[Chart and figure data]
══════════════════════════════

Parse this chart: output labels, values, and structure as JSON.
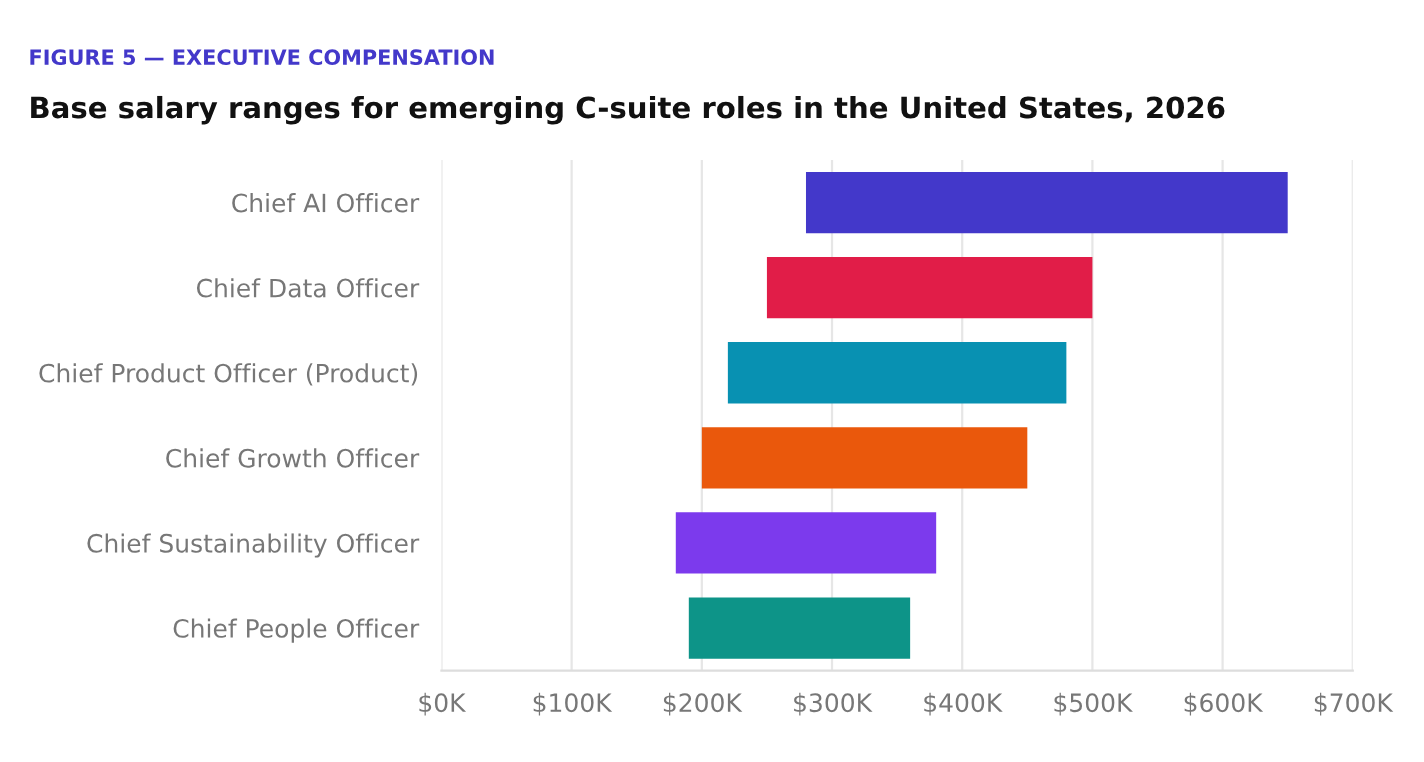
{
  "chart_data": {
    "type": "bar",
    "orientation": "horizontal",
    "subtitle": "FIGURE 5 — EXECUTIVE COMPENSATION",
    "title": "Base salary ranges for emerging C-suite roles in the United States, 2026",
    "categories": [
      "Chief AI Officer",
      "Chief Data Officer",
      "Chief Product Officer (Product)",
      "Chief Growth Officer",
      "Chief Sustainability Officer",
      "Chief People Officer"
    ],
    "base": [
      280000,
      250000,
      220000,
      200000,
      180000,
      190000
    ],
    "values": [
      370000,
      250000,
      260000,
      250000,
      200000,
      170000
    ],
    "colors": [
      "#4338ca",
      "#e11d48",
      "#0891b2",
      "#ea580c",
      "#7c3aed",
      "#0d9488"
    ],
    "xlim": [
      0,
      700000
    ],
    "xticks": [
      {
        "value": 0,
        "label": "$0K"
      },
      {
        "value": 100000,
        "label": "$100K"
      },
      {
        "value": 200000,
        "label": "$200K"
      },
      {
        "value": 300000,
        "label": "$300K"
      },
      {
        "value": 400000,
        "label": "$400K"
      },
      {
        "value": 500000,
        "label": "$500K"
      },
      {
        "value": 600000,
        "label": "$600K"
      },
      {
        "value": 700000,
        "label": "$700K"
      }
    ],
    "grid": "x"
  }
}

══════════════════════════════

▸ Exercise directions
Copy each line of the records precisely and drop any images they hold.

▸ Output of the task
Parse this chart: output labels, values, and structure as JSON.
{
  "chart_data": {
    "type": "bar",
    "orientation": "horizontal",
    "subtitle": "FIGURE 5 — EXECUTIVE COMPENSATION",
    "title": "Base salary ranges for emerging C-suite roles in the United States, 2026",
    "categories": [
      "Chief AI Officer",
      "Chief Data Officer",
      "Chief Product Officer (Product)",
      "Chief Growth Officer",
      "Chief Sustainability Officer",
      "Chief People Officer"
    ],
    "base": [
      280000,
      250000,
      220000,
      200000,
      180000,
      190000
    ],
    "values": [
      370000,
      250000,
      260000,
      250000,
      200000,
      170000
    ],
    "colors": [
      "#4338ca",
      "#e11d48",
      "#0891b2",
      "#ea580c",
      "#7c3aed",
      "#0d9488"
    ],
    "xlim": [
      0,
      700000
    ],
    "xticks": [
      {
        "value": 0,
        "label": "$0K"
      },
      {
        "value": 100000,
        "label": "$100K"
      },
      {
        "value": 200000,
        "label": "$200K"
      },
      {
        "value": 300000,
        "label": "$300K"
      },
      {
        "value": 400000,
        "label": "$400K"
      },
      {
        "value": 500000,
        "label": "$500K"
      },
      {
        "value": 600000,
        "label": "$600K"
      },
      {
        "value": 700000,
        "label": "$700K"
      }
    ],
    "grid": "x"
  }
}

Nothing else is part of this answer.